[Excerpt from a dataset]
= = = =

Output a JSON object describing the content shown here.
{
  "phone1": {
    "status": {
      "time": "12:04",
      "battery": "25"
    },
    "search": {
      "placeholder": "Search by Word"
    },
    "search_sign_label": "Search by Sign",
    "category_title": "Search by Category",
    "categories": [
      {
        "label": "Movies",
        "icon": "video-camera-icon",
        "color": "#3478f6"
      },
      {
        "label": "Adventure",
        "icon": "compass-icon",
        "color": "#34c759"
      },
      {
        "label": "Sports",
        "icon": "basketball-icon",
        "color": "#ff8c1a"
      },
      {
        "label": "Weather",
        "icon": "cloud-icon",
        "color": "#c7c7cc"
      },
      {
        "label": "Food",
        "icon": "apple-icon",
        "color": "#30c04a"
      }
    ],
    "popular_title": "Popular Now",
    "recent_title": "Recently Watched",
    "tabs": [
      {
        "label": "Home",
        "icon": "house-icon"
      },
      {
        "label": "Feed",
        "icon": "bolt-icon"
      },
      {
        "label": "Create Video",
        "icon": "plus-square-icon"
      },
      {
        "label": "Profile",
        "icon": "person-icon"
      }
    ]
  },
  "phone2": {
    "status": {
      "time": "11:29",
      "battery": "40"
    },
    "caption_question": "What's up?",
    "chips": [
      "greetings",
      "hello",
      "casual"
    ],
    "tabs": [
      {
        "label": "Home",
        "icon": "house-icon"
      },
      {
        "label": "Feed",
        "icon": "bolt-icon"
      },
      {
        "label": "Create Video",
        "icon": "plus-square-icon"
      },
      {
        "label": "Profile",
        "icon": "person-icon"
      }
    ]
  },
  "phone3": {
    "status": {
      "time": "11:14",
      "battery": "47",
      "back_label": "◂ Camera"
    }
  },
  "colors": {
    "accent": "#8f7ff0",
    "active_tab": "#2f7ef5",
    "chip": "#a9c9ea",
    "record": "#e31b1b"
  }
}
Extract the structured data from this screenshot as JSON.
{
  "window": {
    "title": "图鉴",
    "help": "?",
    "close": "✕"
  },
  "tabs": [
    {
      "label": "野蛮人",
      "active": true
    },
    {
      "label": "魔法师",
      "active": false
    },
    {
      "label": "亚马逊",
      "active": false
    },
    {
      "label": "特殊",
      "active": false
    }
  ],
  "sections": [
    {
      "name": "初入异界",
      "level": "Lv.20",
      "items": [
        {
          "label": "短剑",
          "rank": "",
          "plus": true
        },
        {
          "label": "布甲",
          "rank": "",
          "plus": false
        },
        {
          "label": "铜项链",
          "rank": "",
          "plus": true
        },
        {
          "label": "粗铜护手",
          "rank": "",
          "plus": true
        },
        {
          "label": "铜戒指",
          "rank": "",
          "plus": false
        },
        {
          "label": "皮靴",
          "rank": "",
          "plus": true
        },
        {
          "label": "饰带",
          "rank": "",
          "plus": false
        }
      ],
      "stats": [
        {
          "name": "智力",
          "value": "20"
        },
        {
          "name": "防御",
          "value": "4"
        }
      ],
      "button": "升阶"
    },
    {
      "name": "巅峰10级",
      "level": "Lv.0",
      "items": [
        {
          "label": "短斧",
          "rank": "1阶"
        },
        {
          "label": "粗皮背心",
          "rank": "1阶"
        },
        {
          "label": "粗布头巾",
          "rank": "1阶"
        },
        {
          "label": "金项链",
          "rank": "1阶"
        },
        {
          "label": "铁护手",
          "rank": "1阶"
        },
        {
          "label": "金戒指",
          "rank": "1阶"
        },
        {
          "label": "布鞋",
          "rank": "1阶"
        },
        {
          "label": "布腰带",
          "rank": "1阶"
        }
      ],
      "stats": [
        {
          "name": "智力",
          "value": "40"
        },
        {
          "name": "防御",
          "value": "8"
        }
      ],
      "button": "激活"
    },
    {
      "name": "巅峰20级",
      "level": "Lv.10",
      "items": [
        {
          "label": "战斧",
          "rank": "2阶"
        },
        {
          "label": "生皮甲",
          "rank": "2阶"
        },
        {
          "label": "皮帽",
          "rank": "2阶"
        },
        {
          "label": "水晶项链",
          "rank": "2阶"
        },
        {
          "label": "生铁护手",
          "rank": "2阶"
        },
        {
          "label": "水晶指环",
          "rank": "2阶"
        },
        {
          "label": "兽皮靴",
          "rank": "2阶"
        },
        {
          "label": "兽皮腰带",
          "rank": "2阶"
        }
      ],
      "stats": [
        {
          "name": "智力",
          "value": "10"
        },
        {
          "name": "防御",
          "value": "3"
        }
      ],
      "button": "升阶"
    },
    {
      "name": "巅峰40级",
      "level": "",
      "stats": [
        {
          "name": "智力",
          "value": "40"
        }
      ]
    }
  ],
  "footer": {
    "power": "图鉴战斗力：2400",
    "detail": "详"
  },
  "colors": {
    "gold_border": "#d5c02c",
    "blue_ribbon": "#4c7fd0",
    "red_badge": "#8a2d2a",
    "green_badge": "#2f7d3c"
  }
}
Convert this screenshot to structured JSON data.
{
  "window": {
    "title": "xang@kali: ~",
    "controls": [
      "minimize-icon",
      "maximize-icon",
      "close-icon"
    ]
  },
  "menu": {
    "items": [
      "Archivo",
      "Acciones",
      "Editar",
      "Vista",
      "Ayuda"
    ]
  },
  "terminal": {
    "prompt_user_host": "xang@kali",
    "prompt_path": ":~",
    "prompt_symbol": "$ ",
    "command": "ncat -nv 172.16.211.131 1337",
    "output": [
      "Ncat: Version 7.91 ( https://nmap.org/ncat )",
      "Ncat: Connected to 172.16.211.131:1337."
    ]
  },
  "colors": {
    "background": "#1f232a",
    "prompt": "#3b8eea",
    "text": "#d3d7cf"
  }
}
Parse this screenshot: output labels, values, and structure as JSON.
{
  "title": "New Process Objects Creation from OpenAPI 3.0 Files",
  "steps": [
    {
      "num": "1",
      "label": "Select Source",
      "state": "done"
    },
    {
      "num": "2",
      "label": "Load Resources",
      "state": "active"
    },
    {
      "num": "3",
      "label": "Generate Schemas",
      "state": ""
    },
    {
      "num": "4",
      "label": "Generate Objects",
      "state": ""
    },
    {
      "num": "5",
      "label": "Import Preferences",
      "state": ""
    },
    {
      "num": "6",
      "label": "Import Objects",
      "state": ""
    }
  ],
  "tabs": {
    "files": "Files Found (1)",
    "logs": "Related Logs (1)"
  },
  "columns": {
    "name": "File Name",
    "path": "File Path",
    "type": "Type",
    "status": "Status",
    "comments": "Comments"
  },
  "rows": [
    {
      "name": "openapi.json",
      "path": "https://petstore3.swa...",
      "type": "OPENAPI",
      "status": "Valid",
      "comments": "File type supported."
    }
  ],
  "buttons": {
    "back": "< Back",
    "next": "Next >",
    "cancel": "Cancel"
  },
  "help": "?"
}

= = = =

Select and copy every line of the material that holds the string "kali".

    "title": "xang@kali: ~",
    "prompt_user_host": "xang@kali",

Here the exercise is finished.